--- EXTRACTED INFORMATION Enclosed Below ---

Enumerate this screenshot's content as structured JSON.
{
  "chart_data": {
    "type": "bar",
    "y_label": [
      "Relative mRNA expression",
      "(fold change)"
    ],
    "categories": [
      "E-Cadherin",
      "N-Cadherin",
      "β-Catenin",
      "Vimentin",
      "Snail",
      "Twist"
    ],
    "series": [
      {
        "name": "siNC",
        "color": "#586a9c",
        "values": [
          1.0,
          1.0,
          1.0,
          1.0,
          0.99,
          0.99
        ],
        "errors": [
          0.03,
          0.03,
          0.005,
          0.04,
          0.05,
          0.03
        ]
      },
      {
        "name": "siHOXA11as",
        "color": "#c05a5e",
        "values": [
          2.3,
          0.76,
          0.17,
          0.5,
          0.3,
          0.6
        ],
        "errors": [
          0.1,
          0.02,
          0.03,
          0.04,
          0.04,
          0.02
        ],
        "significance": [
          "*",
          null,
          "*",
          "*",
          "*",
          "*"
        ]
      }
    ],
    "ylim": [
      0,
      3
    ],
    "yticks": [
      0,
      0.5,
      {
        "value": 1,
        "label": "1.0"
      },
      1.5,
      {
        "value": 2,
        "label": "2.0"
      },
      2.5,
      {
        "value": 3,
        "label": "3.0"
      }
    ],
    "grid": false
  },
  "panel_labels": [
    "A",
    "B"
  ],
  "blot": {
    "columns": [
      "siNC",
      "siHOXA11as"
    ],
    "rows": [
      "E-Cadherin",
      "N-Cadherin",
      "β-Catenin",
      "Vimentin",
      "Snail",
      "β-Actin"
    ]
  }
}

--- End of Enclosed EXTRACTED INFORMATION ---

WHAT THE TASK REQUIRES ▸
This calls for an exact transcription of every entry above.

SOLUTION ▸
Enumerate this screenshot's content as structured JSON.
{
  "chart_data": {
    "type": "bar",
    "y_label": [
      "Relative mRNA expression",
      "(fold change)"
    ],
    "categories": [
      "E-Cadherin",
      "N-Cadherin",
      "β-Catenin",
      "Vimentin",
      "Snail",
      "Twist"
    ],
    "series": [
      {
        "name": "siNC",
        "color": "#586a9c",
        "values": [
          1.0,
          1.0,
          1.0,
          1.0,
          0.99,
          0.99
        ],
        "errors": [
          0.03,
          0.03,
          0.005,
          0.04,
          0.05,
          0.03
        ]
      },
      {
        "name": "siHOXA11as",
        "color": "#c05a5e",
        "values": [
          2.3,
          0.76,
          0.17,
          0.5,
          0.3,
          0.6
        ],
        "errors": [
          0.1,
          0.02,
          0.03,
          0.04,
          0.04,
          0.02
        ],
        "significance": [
          "*",
          null,
          "*",
          "*",
          "*",
          "*"
        ]
      }
    ],
    "ylim": [
      0,
      3
    ],
    "yticks": [
      0,
      0.5,
      {
        "value": 1,
        "label": "1.0"
      },
      1.5,
      {
        "value": 2,
        "label": "2.0"
      },
      2.5,
      {
        "value": 3,
        "label": "3.0"
      }
    ],
    "grid": false
  },
  "panel_labels": [
    "A",
    "B"
  ],
  "blot": {
    "columns": [
      "siNC",
      "siHOXA11as"
    ],
    "rows": [
      "E-Cadherin",
      "N-Cadherin",
      "β-Catenin",
      "Vimentin",
      "Snail",
      "β-Actin"
    ]
  }
}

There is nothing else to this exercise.